Figure collection entries:
--*--
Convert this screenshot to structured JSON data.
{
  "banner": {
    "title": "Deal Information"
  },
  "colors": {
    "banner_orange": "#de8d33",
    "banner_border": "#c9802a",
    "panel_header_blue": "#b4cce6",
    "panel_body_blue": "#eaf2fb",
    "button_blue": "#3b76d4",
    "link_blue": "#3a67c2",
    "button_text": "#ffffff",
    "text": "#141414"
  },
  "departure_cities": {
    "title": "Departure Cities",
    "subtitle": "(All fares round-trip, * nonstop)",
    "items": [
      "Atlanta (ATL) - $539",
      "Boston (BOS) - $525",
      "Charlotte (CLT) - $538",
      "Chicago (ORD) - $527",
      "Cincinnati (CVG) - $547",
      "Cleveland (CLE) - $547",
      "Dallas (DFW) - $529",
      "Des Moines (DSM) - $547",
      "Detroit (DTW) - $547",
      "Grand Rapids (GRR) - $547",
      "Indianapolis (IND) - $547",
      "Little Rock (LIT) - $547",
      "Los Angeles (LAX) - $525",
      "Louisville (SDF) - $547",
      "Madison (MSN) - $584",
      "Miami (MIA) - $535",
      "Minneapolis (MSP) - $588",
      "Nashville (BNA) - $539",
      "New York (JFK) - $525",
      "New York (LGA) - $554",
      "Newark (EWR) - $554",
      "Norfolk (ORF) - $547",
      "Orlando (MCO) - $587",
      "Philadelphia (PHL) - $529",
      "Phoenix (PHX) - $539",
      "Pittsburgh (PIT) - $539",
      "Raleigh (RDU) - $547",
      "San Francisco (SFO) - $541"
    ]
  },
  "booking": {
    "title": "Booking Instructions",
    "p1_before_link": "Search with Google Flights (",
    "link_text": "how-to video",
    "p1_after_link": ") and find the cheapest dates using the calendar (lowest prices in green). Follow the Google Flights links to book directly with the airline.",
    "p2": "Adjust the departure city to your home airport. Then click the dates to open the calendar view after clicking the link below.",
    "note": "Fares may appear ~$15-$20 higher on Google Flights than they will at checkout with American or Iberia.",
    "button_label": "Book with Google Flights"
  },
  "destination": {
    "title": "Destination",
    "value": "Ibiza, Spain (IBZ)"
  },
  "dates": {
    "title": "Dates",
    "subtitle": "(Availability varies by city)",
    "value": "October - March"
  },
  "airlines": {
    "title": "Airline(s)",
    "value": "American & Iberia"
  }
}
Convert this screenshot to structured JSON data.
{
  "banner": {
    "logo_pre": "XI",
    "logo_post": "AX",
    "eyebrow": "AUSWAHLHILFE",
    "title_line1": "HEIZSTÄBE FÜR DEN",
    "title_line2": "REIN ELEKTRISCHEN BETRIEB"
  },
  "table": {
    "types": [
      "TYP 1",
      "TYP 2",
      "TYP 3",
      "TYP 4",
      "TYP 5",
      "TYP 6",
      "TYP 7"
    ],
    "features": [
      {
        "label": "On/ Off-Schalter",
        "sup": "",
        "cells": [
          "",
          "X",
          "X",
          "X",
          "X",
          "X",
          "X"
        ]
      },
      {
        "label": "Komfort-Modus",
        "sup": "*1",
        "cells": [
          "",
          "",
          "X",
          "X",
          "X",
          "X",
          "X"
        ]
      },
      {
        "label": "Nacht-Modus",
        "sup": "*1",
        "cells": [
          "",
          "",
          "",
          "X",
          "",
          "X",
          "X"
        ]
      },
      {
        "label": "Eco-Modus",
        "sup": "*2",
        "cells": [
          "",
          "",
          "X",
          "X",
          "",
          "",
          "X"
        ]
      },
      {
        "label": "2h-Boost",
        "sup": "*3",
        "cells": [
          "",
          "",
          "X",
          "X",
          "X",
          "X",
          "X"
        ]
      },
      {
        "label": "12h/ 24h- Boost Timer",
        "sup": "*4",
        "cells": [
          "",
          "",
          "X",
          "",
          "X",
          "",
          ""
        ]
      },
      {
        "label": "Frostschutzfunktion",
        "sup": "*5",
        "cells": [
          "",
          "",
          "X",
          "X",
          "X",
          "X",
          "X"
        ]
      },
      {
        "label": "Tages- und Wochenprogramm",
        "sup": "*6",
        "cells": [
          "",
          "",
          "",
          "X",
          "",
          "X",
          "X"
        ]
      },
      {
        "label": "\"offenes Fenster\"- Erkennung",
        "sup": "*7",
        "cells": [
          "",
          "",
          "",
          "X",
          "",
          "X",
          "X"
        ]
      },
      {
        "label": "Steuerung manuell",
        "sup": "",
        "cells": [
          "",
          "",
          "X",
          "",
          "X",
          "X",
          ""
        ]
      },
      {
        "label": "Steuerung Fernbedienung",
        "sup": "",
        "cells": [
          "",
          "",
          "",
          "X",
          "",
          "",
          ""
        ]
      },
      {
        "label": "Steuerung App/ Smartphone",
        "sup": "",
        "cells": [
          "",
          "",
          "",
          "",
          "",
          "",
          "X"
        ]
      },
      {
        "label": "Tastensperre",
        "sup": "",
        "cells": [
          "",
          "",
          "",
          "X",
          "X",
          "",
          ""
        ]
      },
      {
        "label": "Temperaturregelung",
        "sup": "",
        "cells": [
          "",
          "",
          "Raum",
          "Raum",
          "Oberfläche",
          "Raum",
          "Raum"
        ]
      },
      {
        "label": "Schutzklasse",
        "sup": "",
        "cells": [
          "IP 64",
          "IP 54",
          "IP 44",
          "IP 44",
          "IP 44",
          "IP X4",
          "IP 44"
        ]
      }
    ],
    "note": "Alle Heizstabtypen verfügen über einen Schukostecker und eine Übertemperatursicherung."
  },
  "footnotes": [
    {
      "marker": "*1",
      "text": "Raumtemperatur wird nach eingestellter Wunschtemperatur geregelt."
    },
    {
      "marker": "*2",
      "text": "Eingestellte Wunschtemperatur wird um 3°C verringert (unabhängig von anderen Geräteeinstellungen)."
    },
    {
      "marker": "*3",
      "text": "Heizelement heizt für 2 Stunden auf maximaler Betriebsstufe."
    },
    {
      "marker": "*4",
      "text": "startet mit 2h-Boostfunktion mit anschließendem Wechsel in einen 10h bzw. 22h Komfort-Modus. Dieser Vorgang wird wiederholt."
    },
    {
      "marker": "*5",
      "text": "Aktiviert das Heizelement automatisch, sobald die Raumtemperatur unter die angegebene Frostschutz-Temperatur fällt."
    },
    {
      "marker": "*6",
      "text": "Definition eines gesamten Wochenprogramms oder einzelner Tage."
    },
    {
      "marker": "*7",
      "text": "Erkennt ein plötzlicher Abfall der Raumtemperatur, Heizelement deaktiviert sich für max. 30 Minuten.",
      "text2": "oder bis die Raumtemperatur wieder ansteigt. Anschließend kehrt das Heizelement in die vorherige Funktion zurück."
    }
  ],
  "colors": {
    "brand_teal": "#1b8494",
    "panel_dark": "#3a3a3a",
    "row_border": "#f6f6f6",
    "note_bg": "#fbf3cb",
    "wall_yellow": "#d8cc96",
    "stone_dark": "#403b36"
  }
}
--*--
Goal |
Copy out all of the records shown above exactly.

Result of the exercise |
Convert this screenshot to structured JSON data.
{
  "banner": {
    "title": "Deal Information"
  },
  "colors": {
    "banner_orange": "#de8d33",
    "banner_border": "#c9802a",
    "panel_header_blue": "#b4cce6",
    "panel_body_blue": "#eaf2fb",
    "button_blue": "#3b76d4",
    "link_blue": "#3a67c2",
    "button_text": "#ffffff",
    "text": "#141414"
  },
  "departure_cities": {
    "title": "Departure Cities",
    "subtitle": "(All fares round-trip, * nonstop)",
    "items": [
      "Atlanta (ATL) - $539",
      "Boston (BOS) - $525",
      "Charlotte (CLT) - $538",
      "Chicago (ORD) - $527",
      "Cincinnati (CVG) - $547",
      "Cleveland (CLE) - $547",
      "Dallas (DFW) - $529",
      "Des Moines (DSM) - $547",
      "Detroit (DTW) - $547",
      "Grand Rapids (GRR) - $547",
      "Indianapolis (IND) - $547",
      "Little Rock (LIT) - $547",
      "Los Angeles (LAX) - $525",
      "Louisville (SDF) - $547",
      "Madison (MSN) - $584",
      "Miami (MIA) - $535",
      "Minneapolis (MSP) - $588",
      "Nashville (BNA) - $539",
      "New York (JFK) - $525",
      "New York (LGA) - $554",
      "Newark (EWR) - $554",
      "Norfolk (ORF) - $547",
      "Orlando (MCO) - $587",
      "Philadelphia (PHL) - $529",
      "Phoenix (PHX) - $539",
      "Pittsburgh (PIT) - $539",
      "Raleigh (RDU) - $547",
      "San Francisco (SFO) - $541"
    ]
  },
  "booking": {
    "title": "Booking Instructions",
    "p1_before_link": "Search with Google Flights (",
    "link_text": "how-to video",
    "p1_after_link": ") and find the cheapest dates using the calendar (lowest prices in green). Follow the Google Flights links to book directly with the airline.",
    "p2": "Adjust the departure city to your home airport. Then click the dates to open the calendar view after clicking the link below.",
    "note": "Fares may appear ~$15-$20 higher on Google Flights than they will at checkout with American or Iberia.",
    "button_label": "Book with Google Flights"
  },
  "destination": {
    "title": "Destination",
    "value": "Ibiza, Spain (IBZ)"
  },
  "dates": {
    "title": "Dates",
    "subtitle": "(Availability varies by city)",
    "value": "October - March"
  },
  "airlines": {
    "title": "Airline(s)",
    "value": "American & Iberia"
  }
}
Convert this screenshot to structured JSON data.
{
  "banner": {
    "logo_pre": "XI",
    "logo_post": "AX",
    "eyebrow": "AUSWAHLHILFE",
    "title_line1": "HEIZSTÄBE FÜR DEN",
    "title_line2": "REIN ELEKTRISCHEN BETRIEB"
  },
  "table": {
    "types": [
      "TYP 1",
      "TYP 2",
      "TYP 3",
      "TYP 4",
      "TYP 5",
      "TYP 6",
      "TYP 7"
    ],
    "features": [
      {
        "label": "On/ Off-Schalter",
        "sup": "",
        "cells": [
          "",
          "X",
          "X",
          "X",
          "X",
          "X",
          "X"
        ]
      },
      {
        "label": "Komfort-Modus",
        "sup": "*1",
        "cells": [
          "",
          "",
          "X",
          "X",
          "X",
          "X",
          "X"
        ]
      },
      {
        "label": "Nacht-Modus",
        "sup": "*1",
        "cells": [
          "",
          "",
          "",
          "X",
          "",
          "X",
          "X"
        ]
      },
      {
        "label": "Eco-Modus",
        "sup": "*2",
        "cells": [
          "",
          "",
          "X",
          "X",
          "",
          "",
          "X"
        ]
      },
      {
        "label": "2h-Boost",
        "sup": "*3",
        "cells": [
          "",
          "",
          "X",
          "X",
          "X",
          "X",
          "X"
        ]
      },
      {
        "label": "12h/ 24h- Boost Timer",
        "sup": "*4",
        "cells": [
          "",
          "",
          "X",
          "",
          "X",
          "",
          ""
        ]
      },
      {
        "label": "Frostschutzfunktion",
        "sup": "*5",
        "cells": [
          "",
          "",
          "X",
          "X",
          "X",
          "X",
          "X"
        ]
      },
      {
        "label": "Tages- und Wochenprogramm",
        "sup": "*6",
        "cells": [
          "",
          "",
          "",
          "X",
          "",
          "X",
          "X"
        ]
      },
      {
        "label": "\"offenes Fenster\"- Erkennung",
        "sup": "*7",
        "cells": [
          "",
          "",
          "",
          "X",
          "",
          "X",
          "X"
        ]
      },
      {
        "label": "Steuerung manuell",
        "sup": "",
        "cells": [
          "",
          "",
          "X",
          "",
          "X",
          "X",
          ""
        ]
      },
      {
        "label": "Steuerung Fernbedienung",
        "sup": "",
        "cells": [
          "",
          "",
          "",
          "X",
          "",
          "",
          ""
        ]
      },
      {
        "label": "Steuerung App/ Smartphone",
        "sup": "",
        "cells": [
          "",
          "",
          "",
          "",
          "",
          "",
          "X"
        ]
      },
      {
        "label": "Tastensperre",
        "sup": "",
        "cells": [
          "",
          "",
          "",
          "X",
          "X",
          "",
          ""
        ]
      },
      {
        "label": "Temperaturregelung",
        "sup": "",
        "cells": [
          "",
          "",
          "Raum",
          "Raum",
          "Oberfläche",
          "Raum",
          "Raum"
        ]
      },
      {
        "label": "Schutzklasse",
        "sup": "",
        "cells": [
          "IP 64",
          "IP 54",
          "IP 44",
          "IP 44",
          "IP 44",
          "IP X4",
          "IP 44"
        ]
      }
    ],
    "note": "Alle Heizstabtypen verfügen über einen Schukostecker und eine Übertemperatursicherung."
  },
  "footnotes": [
    {
      "marker": "*1",
      "text": "Raumtemperatur wird nach eingestellter Wunschtemperatur geregelt."
    },
    {
      "marker": "*2",
      "text": "Eingestellte Wunschtemperatur wird um 3°C verringert (unabhängig von anderen Geräteeinstellungen)."
    },
    {
      "marker": "*3",
      "text": "Heizelement heizt für 2 Stunden auf maximaler Betriebsstufe."
    },
    {
      "marker": "*4",
      "text": "startet mit 2h-Boostfunktion mit anschließendem Wechsel in einen 10h bzw. 22h Komfort-Modus. Dieser Vorgang wird wiederholt."
    },
    {
      "marker": "*5",
      "text": "Aktiviert das Heizelement automatisch, sobald die Raumtemperatur unter die angegebene Frostschutz-Temperatur fällt."
    },
    {
      "marker": "*6",
      "text": "Definition eines gesamten Wochenprogramms oder einzelner Tage."
    },
    {
      "marker": "*7",
      "text": "Erkennt ein plötzlicher Abfall der Raumtemperatur, Heizelement deaktiviert sich für max. 30 Minuten.",
      "text2": "oder bis die Raumtemperatur wieder ansteigt. Anschließend kehrt das Heizelement in die vorherige Funktion zurück."
    }
  ],
  "colors": {
    "brand_teal": "#1b8494",
    "panel_dark": "#3a3a3a",
    "row_border": "#f6f6f6",
    "note_bg": "#fbf3cb",
    "wall_yellow": "#d8cc96",
    "stone_dark": "#403b36"
  }
}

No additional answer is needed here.